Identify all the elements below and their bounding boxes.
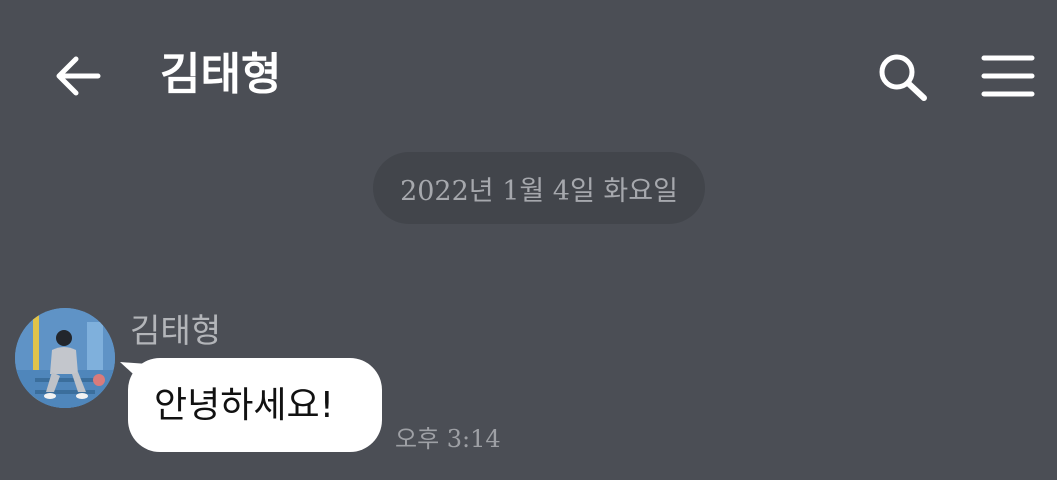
menu-button[interactable] bbox=[980, 50, 1036, 102]
message-bubble[interactable]: 안녕하세요! bbox=[120, 358, 385, 454]
sender-name: 김태형 bbox=[130, 311, 222, 350]
arrow-left-icon bbox=[56, 56, 101, 96]
chat-title: 김태형 bbox=[160, 49, 282, 100]
avatar[interactable] bbox=[15, 308, 115, 408]
search-icon bbox=[879, 54, 927, 101]
bubble-body: 안녕하세요! bbox=[128, 358, 382, 452]
search-button[interactable] bbox=[874, 50, 930, 106]
message-time: 오후 3:14 bbox=[395, 425, 501, 453]
profile-photo-icon bbox=[15, 308, 115, 408]
back-button[interactable] bbox=[50, 48, 106, 104]
date-divider: 2022년 1월 4일 화요일 bbox=[373, 152, 705, 224]
chat-header: 김태형 bbox=[0, 0, 1057, 150]
message-text: 안녕하세요! bbox=[154, 385, 335, 426]
date-divider-label: 2022년 1월 4일 화요일 bbox=[400, 175, 678, 207]
hamburger-menu-icon bbox=[981, 55, 1035, 97]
────────────────────
• WHAT YOU ARE ASKED TO DO
Render each line of the records above as a Markdown table with two columns, No. and Text, numbering the rows and skipping blank lines. Leave the pictures out.

• THE COMPLETED TASK
| No. | Text |
|---|---|
| 1 | Identify all the elements below and their bounding boxes. |
| 2 | menu-button[interactable] bbox=[980, 50, 1036, 102] |
| 3 | message-bubble[interactable]: 안녕하세요! bbox=[120, 358, 385, 454] |
| 4 | sender-name: 김태형 bbox=[130, 311, 222, 350] |
| 5 | arrow-left-icon bbox=[56, 56, 101, 96] |
| 6 | chat-title: 김태형 bbox=[160, 49, 282, 100] |
| 7 | avatar[interactable] bbox=[15, 308, 115, 408] |
| 8 | search-icon bbox=[879, 54, 927, 101] |
| 9 | bubble-body: 안녕하세요! bbox=[128, 358, 382, 452] |
| 10 | search-button[interactable] bbox=[874, 50, 930, 106] |
| 11 | message-time: 오후 3:14 bbox=[395, 425, 501, 453] |
| 12 | profile-photo-icon bbox=[15, 308, 115, 408] |
| 13 | back-button[interactable] bbox=[50, 48, 106, 104] |
| 14 | date-divider: 2022년 1월 4일 화요일 bbox=[373, 152, 705, 224] |
| 15 | chat-header: 김태형 bbox=[0, 0, 1057, 150] |
| 16 | message-text: 안녕하세요! bbox=[154, 385, 335, 426] |
| 17 | date-divider-label: 2022년 1월 4일 화요일 bbox=[400, 175, 678, 207] |
| 18 | hamburger-menu-icon bbox=[981, 55, 1035, 97] |